## Exercise goal
Below are entries. Pull out all lines containing "name".

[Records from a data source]
-=-=-=-=-
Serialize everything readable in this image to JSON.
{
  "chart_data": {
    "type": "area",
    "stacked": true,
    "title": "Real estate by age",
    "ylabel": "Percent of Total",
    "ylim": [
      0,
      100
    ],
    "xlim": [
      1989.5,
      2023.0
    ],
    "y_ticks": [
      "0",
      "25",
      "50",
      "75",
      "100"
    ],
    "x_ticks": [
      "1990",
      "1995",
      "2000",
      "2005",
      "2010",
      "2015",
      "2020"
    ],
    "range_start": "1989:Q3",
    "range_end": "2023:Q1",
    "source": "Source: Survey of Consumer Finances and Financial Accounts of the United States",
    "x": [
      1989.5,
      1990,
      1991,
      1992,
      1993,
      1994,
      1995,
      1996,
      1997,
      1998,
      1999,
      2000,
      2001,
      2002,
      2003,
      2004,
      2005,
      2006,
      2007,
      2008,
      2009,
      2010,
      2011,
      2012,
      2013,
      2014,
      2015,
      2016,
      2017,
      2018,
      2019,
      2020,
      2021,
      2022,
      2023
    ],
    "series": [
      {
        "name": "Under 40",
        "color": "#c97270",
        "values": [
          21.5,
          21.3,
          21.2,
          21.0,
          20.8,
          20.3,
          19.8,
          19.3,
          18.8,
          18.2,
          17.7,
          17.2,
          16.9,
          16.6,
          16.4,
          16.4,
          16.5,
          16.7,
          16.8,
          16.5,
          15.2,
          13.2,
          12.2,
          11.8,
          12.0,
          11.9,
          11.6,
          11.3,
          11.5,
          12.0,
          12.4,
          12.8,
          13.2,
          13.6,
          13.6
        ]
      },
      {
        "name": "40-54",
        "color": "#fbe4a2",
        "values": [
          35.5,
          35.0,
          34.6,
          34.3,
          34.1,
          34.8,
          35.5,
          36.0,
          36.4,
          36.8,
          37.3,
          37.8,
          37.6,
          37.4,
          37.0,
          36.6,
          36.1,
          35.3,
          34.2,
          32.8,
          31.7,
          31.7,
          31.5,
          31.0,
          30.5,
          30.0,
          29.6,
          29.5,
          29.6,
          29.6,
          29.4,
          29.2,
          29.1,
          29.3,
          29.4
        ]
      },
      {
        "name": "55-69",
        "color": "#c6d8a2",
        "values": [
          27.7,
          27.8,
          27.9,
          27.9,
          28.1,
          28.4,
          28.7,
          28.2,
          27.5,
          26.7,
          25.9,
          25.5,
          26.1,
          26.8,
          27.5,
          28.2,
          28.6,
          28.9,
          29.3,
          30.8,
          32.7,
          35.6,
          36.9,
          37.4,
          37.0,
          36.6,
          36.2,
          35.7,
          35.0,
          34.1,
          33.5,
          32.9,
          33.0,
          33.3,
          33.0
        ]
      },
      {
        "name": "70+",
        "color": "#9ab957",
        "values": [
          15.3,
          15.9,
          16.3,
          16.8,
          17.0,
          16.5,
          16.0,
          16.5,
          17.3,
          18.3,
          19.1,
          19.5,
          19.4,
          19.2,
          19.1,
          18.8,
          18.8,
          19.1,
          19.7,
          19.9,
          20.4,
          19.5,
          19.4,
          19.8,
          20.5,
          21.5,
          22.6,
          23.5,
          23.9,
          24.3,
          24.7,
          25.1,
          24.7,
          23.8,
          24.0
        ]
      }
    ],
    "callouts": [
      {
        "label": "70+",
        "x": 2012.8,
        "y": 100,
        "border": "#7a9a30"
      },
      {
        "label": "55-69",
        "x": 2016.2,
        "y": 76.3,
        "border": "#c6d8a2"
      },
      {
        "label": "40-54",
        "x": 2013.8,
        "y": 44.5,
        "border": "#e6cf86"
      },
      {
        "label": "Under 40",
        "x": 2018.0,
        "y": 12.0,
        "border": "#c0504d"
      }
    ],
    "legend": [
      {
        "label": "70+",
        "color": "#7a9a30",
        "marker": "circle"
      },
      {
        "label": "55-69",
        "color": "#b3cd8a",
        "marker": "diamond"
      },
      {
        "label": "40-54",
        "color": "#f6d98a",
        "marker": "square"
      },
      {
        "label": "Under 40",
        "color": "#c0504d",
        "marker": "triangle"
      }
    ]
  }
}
-=-=-=-=-
## Answer for the task
        "name": "Under 40",
        "name": "40-54",
        "name": "55-69",
        "name": "70+",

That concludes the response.